* START *

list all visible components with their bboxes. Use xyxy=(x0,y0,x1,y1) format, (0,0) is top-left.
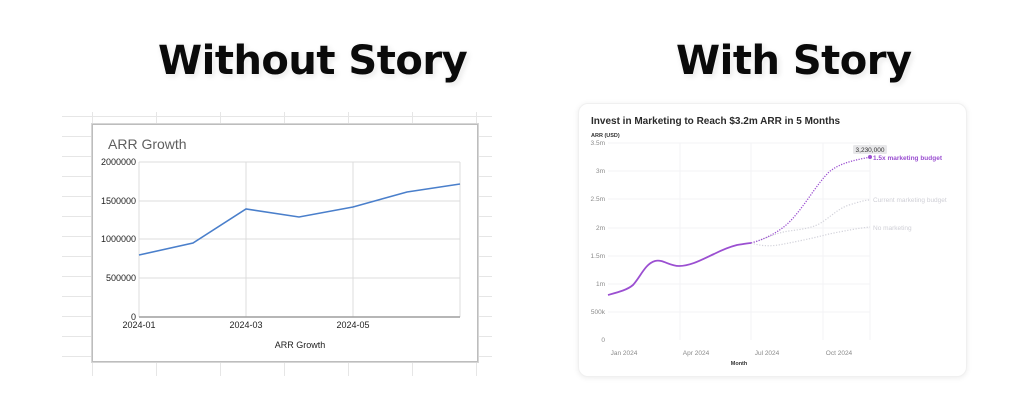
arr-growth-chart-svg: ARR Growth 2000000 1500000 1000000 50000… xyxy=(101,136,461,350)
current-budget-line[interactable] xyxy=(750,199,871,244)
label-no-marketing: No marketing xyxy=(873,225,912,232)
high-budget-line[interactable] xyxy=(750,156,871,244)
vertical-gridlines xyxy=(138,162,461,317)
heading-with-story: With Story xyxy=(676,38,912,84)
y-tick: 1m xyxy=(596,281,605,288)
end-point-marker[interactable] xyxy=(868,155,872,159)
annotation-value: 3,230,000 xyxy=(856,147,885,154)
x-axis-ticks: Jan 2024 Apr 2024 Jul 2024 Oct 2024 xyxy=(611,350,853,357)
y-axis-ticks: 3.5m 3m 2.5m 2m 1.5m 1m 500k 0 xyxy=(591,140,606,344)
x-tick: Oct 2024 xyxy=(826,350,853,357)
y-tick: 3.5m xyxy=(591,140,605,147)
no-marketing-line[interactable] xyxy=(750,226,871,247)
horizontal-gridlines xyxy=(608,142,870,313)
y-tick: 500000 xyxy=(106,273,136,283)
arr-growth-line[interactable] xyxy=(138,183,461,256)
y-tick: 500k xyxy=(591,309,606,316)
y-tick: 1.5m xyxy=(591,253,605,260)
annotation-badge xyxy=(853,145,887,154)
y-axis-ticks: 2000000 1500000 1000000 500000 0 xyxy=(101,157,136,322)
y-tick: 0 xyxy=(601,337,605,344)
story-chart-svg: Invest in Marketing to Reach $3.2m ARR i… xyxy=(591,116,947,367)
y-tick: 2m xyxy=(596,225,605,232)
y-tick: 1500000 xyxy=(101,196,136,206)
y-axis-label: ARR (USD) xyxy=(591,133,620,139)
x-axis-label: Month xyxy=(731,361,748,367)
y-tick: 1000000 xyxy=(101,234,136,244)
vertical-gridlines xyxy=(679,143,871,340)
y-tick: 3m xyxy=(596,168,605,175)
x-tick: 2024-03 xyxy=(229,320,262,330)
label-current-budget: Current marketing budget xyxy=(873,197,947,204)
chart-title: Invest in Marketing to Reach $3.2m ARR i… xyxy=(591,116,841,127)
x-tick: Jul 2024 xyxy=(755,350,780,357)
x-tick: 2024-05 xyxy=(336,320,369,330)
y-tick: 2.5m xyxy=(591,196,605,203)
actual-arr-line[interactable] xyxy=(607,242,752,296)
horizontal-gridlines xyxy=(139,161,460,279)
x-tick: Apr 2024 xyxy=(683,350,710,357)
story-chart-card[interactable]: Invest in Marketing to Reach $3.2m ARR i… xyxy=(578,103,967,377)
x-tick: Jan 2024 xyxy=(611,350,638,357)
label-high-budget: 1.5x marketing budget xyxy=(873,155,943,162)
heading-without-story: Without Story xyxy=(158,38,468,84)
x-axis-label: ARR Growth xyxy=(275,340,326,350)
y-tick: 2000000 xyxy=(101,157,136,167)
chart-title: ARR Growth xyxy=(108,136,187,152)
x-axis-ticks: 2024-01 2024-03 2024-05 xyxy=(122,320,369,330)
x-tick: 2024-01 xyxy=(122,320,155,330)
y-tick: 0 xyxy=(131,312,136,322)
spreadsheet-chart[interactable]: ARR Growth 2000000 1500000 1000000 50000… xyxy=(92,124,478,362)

* END *

• [Aim]:
In the data, rename "interactable" to "clickable" throughout the part that opens with the line containing "arr-growth-chart-svg: ARR Growth" and closes with the line containing "y-tick: 1000000 xyxy=(101,234,136,244)". Return only those lines, with everything else left as it is.

• [Answer]:
arr-growth-chart-svg: ARR Growth 2000000 1500000 1000000 50000… xyxy=(101,136,461,350)
current-budget-line[clickable] xyxy=(750,199,871,244)
label-no-marketing: No marketing xyxy=(873,225,912,232)
high-budget-line[clickable] xyxy=(750,156,871,244)
vertical-gridlines xyxy=(138,162,461,317)
heading-with-story: With Story xyxy=(676,38,912,84)
y-tick: 1m xyxy=(596,281,605,288)
end-point-marker[clickable] xyxy=(868,155,872,159)
annotation-value: 3,230,000 xyxy=(856,147,885,154)
x-axis-ticks: Jan 2024 Apr 2024 Jul 2024 Oct 2024 xyxy=(611,350,853,357)
y-axis-ticks: 3.5m 3m 2.5m 2m 1.5m 1m 500k 0 xyxy=(591,140,606,344)
x-tick: Oct 2024 xyxy=(826,350,853,357)
y-tick: 3.5m xyxy=(591,140,605,147)
no-marketing-line[clickable] xyxy=(750,226,871,247)
horizontal-gridlines xyxy=(608,142,870,313)
y-tick: 500000 xyxy=(106,273,136,283)
arr-growth-line[clickable] xyxy=(138,183,461,256)
y-tick: 500k xyxy=(591,309,606,316)
y-tick: 1.5m xyxy=(591,253,605,260)
annotation-badge xyxy=(853,145,887,154)
y-axis-ticks: 2000000 1500000 1000000 500000 0 xyxy=(101,157,136,322)
y-tick: 0 xyxy=(601,337,605,344)
story-chart-svg: Invest in Marketing to Reach $3.2m ARR i… xyxy=(591,116,947,367)
y-tick: 2m xyxy=(596,225,605,232)
y-tick: 1500000 xyxy=(101,196,136,206)
y-axis-label: ARR (USD) xyxy=(591,133,620,139)
x-axis-label: Month xyxy=(731,361,748,367)
y-tick: 1000000 xyxy=(101,234,136,244)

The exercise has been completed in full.